# GIVEN TASK:
Reproduce the data that follows in its entirety, character for character.

# DATA LISTING:
○ ○ ○

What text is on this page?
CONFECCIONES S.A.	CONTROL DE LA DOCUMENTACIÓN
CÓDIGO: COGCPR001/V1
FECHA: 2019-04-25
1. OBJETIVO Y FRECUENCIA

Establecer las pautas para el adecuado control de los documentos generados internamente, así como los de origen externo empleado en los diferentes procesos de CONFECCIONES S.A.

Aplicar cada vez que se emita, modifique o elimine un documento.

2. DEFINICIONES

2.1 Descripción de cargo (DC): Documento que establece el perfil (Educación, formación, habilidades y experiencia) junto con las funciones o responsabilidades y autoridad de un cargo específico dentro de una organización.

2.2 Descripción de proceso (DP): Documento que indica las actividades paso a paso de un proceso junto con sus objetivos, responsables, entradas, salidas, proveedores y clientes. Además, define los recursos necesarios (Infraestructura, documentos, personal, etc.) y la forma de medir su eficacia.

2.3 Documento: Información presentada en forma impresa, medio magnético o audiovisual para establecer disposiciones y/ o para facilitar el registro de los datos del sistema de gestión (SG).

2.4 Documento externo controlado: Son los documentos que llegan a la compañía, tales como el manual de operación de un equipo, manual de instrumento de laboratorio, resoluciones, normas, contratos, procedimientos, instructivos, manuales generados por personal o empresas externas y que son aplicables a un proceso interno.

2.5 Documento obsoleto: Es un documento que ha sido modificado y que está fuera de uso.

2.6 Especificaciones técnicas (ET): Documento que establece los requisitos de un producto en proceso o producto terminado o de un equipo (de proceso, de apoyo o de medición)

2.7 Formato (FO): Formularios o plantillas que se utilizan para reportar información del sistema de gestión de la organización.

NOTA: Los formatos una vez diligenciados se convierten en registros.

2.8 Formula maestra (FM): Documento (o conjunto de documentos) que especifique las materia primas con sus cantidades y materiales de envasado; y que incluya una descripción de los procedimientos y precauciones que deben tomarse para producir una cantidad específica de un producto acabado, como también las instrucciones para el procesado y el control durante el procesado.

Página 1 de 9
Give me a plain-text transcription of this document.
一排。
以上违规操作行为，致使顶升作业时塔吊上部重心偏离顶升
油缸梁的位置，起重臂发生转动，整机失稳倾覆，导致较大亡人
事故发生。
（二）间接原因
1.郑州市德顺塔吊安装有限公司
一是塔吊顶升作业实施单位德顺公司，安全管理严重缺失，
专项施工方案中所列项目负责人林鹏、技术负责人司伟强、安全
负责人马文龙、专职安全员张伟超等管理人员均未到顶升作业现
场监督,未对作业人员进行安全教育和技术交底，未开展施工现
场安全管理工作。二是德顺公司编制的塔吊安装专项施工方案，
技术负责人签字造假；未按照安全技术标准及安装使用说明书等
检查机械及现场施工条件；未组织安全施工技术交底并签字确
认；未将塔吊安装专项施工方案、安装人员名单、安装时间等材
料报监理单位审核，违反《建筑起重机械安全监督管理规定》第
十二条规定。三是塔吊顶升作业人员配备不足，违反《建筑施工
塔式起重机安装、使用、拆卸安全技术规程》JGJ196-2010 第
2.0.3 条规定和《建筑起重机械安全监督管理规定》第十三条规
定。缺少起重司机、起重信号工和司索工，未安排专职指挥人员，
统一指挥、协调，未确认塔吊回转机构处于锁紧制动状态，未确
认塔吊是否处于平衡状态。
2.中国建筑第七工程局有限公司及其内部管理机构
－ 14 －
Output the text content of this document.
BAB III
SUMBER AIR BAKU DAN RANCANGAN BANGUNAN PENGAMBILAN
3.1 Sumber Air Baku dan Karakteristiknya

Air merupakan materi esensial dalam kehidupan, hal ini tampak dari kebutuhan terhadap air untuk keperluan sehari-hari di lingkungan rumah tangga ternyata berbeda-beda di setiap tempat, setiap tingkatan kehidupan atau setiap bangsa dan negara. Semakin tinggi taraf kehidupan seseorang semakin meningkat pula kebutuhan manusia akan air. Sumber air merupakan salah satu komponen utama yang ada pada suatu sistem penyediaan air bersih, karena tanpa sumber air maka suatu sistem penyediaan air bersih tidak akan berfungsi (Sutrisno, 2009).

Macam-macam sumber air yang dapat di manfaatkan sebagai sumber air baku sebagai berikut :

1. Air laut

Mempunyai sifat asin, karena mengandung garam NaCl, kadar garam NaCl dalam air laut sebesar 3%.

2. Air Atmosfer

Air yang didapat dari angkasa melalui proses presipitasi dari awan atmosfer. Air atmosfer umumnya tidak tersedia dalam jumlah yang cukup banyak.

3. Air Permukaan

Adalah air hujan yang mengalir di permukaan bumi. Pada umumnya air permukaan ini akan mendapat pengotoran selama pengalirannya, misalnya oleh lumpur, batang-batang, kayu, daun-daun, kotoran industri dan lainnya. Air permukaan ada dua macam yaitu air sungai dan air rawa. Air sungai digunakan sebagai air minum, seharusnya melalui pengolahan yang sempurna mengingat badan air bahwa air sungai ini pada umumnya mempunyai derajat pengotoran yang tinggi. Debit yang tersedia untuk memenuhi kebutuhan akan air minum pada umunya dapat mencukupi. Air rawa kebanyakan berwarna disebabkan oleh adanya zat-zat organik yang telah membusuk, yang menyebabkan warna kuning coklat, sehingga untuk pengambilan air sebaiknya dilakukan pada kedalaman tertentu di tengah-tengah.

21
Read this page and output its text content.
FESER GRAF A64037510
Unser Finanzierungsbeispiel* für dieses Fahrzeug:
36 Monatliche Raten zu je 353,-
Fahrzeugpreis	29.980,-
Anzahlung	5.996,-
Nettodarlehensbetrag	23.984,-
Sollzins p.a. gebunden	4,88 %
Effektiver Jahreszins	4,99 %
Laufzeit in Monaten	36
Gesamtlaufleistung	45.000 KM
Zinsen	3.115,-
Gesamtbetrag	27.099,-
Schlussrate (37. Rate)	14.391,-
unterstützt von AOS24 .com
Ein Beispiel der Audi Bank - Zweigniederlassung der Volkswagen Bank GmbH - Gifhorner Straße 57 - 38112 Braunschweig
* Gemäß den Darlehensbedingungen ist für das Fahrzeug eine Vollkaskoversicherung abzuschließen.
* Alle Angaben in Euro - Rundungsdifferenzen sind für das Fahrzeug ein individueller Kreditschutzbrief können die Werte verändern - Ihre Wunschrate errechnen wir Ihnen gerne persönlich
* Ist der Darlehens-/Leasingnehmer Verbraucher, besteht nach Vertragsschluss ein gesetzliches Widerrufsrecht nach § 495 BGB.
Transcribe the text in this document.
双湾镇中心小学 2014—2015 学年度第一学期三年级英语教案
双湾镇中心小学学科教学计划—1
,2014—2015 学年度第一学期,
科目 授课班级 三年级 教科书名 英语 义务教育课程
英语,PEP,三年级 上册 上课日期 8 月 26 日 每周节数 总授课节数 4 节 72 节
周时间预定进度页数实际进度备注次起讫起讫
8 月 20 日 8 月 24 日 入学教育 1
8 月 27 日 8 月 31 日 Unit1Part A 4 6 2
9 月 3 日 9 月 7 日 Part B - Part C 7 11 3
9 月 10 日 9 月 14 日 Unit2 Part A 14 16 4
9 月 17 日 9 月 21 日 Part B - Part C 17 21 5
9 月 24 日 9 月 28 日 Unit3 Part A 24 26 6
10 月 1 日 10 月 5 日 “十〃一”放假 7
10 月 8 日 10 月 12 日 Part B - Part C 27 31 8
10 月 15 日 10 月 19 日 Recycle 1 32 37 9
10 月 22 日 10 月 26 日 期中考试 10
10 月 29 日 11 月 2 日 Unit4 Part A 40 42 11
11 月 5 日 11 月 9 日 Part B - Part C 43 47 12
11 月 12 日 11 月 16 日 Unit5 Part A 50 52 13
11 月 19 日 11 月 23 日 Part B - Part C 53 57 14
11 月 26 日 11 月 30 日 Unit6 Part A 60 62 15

○ ○ ○

# RESPONSE TO THIS TASK:
What text is on this page?
CONFECCIONES S.A.	CONTROL DE LA DOCUMENTACIÓN
CÓDIGO: COGCPR001/V1
FECHA: 2019-04-25
1. OBJETIVO Y FRECUENCIA

Establecer las pautas para el adecuado control de los documentos generados internamente, así como los de origen externo empleado en los diferentes procesos de CONFECCIONES S.A.

Aplicar cada vez que se emita, modifique o elimine un documento.

2. DEFINICIONES

2.1 Descripción de cargo (DC): Documento que establece el perfil (Educación, formación, habilidades y experiencia) junto con las funciones o responsabilidades y autoridad de un cargo específico dentro de una organización.

2.2 Descripción de proceso (DP): Documento que indica las actividades paso a paso de un proceso junto con sus objetivos, responsables, entradas, salidas, proveedores y clientes. Además, define los recursos necesarios (Infraestructura, documentos, personal, etc.) y la forma de medir su eficacia.

2.3 Documento: Información presentada en forma impresa, medio magnético o audiovisual para establecer disposiciones y/ o para facilitar el registro de los datos del sistema de gestión (SG).

2.4 Documento externo controlado: Son los documentos que llegan a la compañía, tales como el manual de operación de un equipo, manual de instrumento de laboratorio, resoluciones, normas, contratos, procedimientos, instructivos, manuales generados por personal o empresas externas y que son aplicables a un proceso interno.

2.5 Documento obsoleto: Es un documento que ha sido modificado y que está fuera de uso.

2.6 Especificaciones técnicas (ET): Documento que establece los requisitos de un producto en proceso o producto terminado o de un equipo (de proceso, de apoyo o de medición)

2.7 Formato (FO): Formularios o plantillas que se utilizan para reportar información del sistema de gestión de la organización.

NOTA: Los formatos una vez diligenciados se convierten en registros.

2.8 Formula maestra (FM): Documento (o conjunto de documentos) que especifique las materia primas con sus cantidades y materiales de envasado; y que incluya una descripción de los procedimientos y precauciones que deben tomarse para producir una cantidad específica de un producto acabado, como también las instrucciones para el procesado y el control durante el procesado.

Página 1 de 9
Give me a plain-text transcription of this document.
一排。
以上违规操作行为，致使顶升作业时塔吊上部重心偏离顶升
油缸梁的位置，起重臂发生转动，整机失稳倾覆，导致较大亡人
事故发生。
（二）间接原因
1.郑州市德顺塔吊安装有限公司
一是塔吊顶升作业实施单位德顺公司，安全管理严重缺失，
专项施工方案中所列项目负责人林鹏、技术负责人司伟强、安全
负责人马文龙、专职安全员张伟超等管理人员均未到顶升作业现
场监督,未对作业人员进行安全教育和技术交底，未开展施工现
场安全管理工作。二是德顺公司编制的塔吊安装专项施工方案，
技术负责人签字造假；未按照安全技术标准及安装使用说明书等
检查机械及现场施工条件；未组织安全施工技术交底并签字确
认；未将塔吊安装专项施工方案、安装人员名单、安装时间等材
料报监理单位审核，违反《建筑起重机械安全监督管理规定》第
十二条规定。三是塔吊顶升作业人员配备不足，违反《建筑施工
塔式起重机安装、使用、拆卸安全技术规程》JGJ196-2010 第
2.0.3 条规定和《建筑起重机械安全监督管理规定》第十三条规
定。缺少起重司机、起重信号工和司索工，未安排专职指挥人员，
统一指挥、协调，未确认塔吊回转机构处于锁紧制动状态，未确
认塔吊是否处于平衡状态。
2.中国建筑第七工程局有限公司及其内部管理机构
－ 14 －
Output the text content of this document.
BAB III
SUMBER AIR BAKU DAN RANCANGAN BANGUNAN PENGAMBILAN
3.1 Sumber Air Baku dan Karakteristiknya

Air merupakan materi esensial dalam kehidupan, hal ini tampak dari kebutuhan terhadap air untuk keperluan sehari-hari di lingkungan rumah tangga ternyata berbeda-beda di setiap tempat, setiap tingkatan kehidupan atau setiap bangsa dan negara. Semakin tinggi taraf kehidupan seseorang semakin meningkat pula kebutuhan manusia akan air. Sumber air merupakan salah satu komponen utama yang ada pada suatu sistem penyediaan air bersih, karena tanpa sumber air maka suatu sistem penyediaan air bersih tidak akan berfungsi (Sutrisno, 2009).

Macam-macam sumber air yang dapat di manfaatkan sebagai sumber air baku sebagai berikut :

1. Air laut

Mempunyai sifat asin, karena mengandung garam NaCl, kadar garam NaCl dalam air laut sebesar 3%.

2. Air Atmosfer

Air yang didapat dari angkasa melalui proses presipitasi dari awan atmosfer. Air atmosfer umumnya tidak tersedia dalam jumlah yang cukup banyak.

3. Air Permukaan

Adalah air hujan yang mengalir di permukaan bumi. Pada umumnya air permukaan ini akan mendapat pengotoran selama pengalirannya, misalnya oleh lumpur, batang-batang, kayu, daun-daun, kotoran industri dan lainnya. Air permukaan ada dua macam yaitu air sungai dan air rawa. Air sungai digunakan sebagai air minum, seharusnya melalui pengolahan yang sempurna mengingat badan air bahwa air sungai ini pada umumnya mempunyai derajat pengotoran yang tinggi. Debit yang tersedia untuk memenuhi kebutuhan akan air minum pada umunya dapat mencukupi. Air rawa kebanyakan berwarna disebabkan oleh adanya zat-zat organik yang telah membusuk, yang menyebabkan warna kuning coklat, sehingga untuk pengambilan air sebaiknya dilakukan pada kedalaman tertentu di tengah-tengah.

21
Read this page and output its text content.
FESER GRAF A64037510
Unser Finanzierungsbeispiel* für dieses Fahrzeug:
36 Monatliche Raten zu je 353,-
Fahrzeugpreis	29.980,-
Anzahlung	5.996,-
Nettodarlehensbetrag	23.984,-
Sollzins p.a. gebunden	4,88 %
Effektiver Jahreszins	4,99 %
Laufzeit in Monaten	36
Gesamtlaufleistung	45.000 KM
Zinsen	3.115,-
Gesamtbetrag	27.099,-
Schlussrate (37. Rate)	14.391,-
unterstützt von AOS24 .com
Ein Beispiel der Audi Bank - Zweigniederlassung der Volkswagen Bank GmbH - Gifhorner Straße 57 - 38112 Braunschweig
* Gemäß den Darlehensbedingungen ist für das Fahrzeug eine Vollkaskoversicherung abzuschließen.
* Alle Angaben in Euro - Rundungsdifferenzen sind für das Fahrzeug ein individueller Kreditschutzbrief können die Werte verändern - Ihre Wunschrate errechnen wir Ihnen gerne persönlich
* Ist der Darlehens-/Leasingnehmer Verbraucher, besteht nach Vertragsschluss ein gesetzliches Widerrufsrecht nach § 495 BGB.
Transcribe the text in this document.
双湾镇中心小学 2014—2015 学年度第一学期三年级英语教案
双湾镇中心小学学科教学计划—1
,2014—2015 学年度第一学期,
科目 授课班级 三年级 教科书名 英语 义务教育课程
英语,PEP,三年级 上册 上课日期 8 月 26 日 每周节数 总授课节数 4 节 72 节
周时间预定进度页数实际进度备注次起讫起讫
8 月 20 日 8 月 24 日 入学教育 1
8 月 27 日 8 月 31 日 Unit1Part A 4 6 2
9 月 3 日 9 月 7 日 Part B - Part C 7 11 3
9 月 10 日 9 月 14 日 Unit2 Part A 14 16 4
9 月 17 日 9 月 21 日 Part B - Part C 17 21 5
9 月 24 日 9 月 28 日 Unit3 Part A 24 26 6
10 月 1 日 10 月 5 日 “十〃一”放假 7
10 月 8 日 10 月 12 日 Part B - Part C 27 31 8
10 月 15 日 10 月 19 日 Recycle 1 32 37 9
10 月 22 日 10 月 26 日 期中考试 10
10 月 29 日 11 月 2 日 Unit4 Part A 40 42 11
11 月 5 日 11 月 9 日 Part B - Part C 43 47 12
11 月 12 日 11 月 16 日 Unit5 Part A 50 52 13
11 月 19 日 11 月 23 日 Part B - Part C 53 57 14
11 月 26 日 11 月 30 日 Unit6 Part A 60 62 15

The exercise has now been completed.